### Work to do
A - Answer these questions from the blog comments below:
(i) What does pwhitfield use a wikispaces site for?
(ii) Which two things are banned for students' final portfolio spaces?
(iii) Which two courses does drs18 name?
B - Say whether each statement agrees with the blog comments below, and quote the words that decide it:
(i) pwhitfield's ning network is open to the public.
(ii) drs18 posted at 8:40 am on November 6th, 2008.
(iii) pwhitfield plans to go back to using a vle.

### Document
------

1. pwhitfield - November 6th, 2008 at 7:45 am
I’m delivering a ‘Sound for media’ module at an HE institution in the UK and I’m using a ning network (albiet set to private) for all portfolio development, discussions and communication, then a wikispaces site for resources. The students choose there own platform for their final portfolio spaces, but MS word and CDs are banned! I’m free at last! There are just so many benefits and I can’t see any reason to go back to paper or even a vle.
2. TLT CoffeeRead: Embedding Student Expectations, by Cole Camplese : Education Technology Services - November 6th, 2008 at 8:10 am
[...] Embedding Student Expectations [...]
3. drs18 - November 6th, 2008 at 8:40 am
Powerful insight and stimulating questions. I’d love to see the ideas of portfolio thinking and content aggregation coupled with life long learning, distributed resources, and a broad community used to model learning that’s not technology or media focused. What do the changes in learning, communication, and resource management mean to a course in archaeology? or mechanical engineering? Will any model we create apply across the university’s list of courses? I have no idea, of course; there are certainly aspects that will. I wonder what the impact change will have on which careers students value?

------

### Material shown
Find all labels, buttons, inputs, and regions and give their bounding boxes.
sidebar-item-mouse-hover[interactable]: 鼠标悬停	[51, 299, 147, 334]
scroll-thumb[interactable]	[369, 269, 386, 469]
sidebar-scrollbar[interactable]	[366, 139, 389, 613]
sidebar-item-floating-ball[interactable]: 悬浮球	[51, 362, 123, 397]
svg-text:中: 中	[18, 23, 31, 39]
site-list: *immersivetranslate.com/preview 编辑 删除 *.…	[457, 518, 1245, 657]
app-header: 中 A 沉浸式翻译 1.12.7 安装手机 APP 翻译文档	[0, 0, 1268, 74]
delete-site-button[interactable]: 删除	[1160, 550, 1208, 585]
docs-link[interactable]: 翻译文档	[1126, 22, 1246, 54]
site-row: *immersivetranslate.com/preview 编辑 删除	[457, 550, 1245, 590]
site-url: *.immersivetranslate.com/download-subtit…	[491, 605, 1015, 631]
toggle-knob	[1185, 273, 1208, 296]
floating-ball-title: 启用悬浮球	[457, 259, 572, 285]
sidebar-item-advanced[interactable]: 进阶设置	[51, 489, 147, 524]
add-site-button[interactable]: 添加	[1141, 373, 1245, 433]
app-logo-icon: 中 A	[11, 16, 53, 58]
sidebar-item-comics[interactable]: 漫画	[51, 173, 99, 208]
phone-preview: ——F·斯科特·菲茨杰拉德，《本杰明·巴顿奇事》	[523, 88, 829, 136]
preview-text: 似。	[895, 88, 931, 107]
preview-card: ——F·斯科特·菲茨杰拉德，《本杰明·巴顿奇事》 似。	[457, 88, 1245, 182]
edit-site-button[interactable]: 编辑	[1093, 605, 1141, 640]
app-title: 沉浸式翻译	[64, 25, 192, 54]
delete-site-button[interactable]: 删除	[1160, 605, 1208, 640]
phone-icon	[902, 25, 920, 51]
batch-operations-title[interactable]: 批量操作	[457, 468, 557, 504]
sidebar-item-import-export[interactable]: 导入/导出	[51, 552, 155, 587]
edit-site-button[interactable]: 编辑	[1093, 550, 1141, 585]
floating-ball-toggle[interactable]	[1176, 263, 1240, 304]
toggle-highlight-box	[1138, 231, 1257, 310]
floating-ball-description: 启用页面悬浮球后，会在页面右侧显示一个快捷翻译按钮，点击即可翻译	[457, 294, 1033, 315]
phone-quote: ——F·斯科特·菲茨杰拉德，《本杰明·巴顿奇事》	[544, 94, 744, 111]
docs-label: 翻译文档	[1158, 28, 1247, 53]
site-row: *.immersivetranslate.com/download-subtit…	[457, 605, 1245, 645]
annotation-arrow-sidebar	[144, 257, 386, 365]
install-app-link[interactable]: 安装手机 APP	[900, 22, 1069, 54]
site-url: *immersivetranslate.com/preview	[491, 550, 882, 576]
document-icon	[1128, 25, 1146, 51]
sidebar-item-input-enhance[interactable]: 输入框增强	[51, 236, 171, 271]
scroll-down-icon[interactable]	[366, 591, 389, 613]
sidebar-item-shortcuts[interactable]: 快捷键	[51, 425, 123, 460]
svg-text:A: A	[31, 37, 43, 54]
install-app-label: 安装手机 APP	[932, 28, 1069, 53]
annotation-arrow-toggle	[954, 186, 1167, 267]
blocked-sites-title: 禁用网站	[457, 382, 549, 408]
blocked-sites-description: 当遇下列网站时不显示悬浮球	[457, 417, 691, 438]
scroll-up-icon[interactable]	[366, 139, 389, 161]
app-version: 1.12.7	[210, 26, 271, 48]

------

### Outputs in order
A -
(i) Resources.
(ii) MS Word and CDs.
(iii) Archaeology and mechanical engineering.

B -
(i) No: "albiet set to private"
(ii) Yes: "drs18 - November 6th, 2008 at 8:40 am"
(iii) No: "I can’t see any reason to go back to paper or even a vle."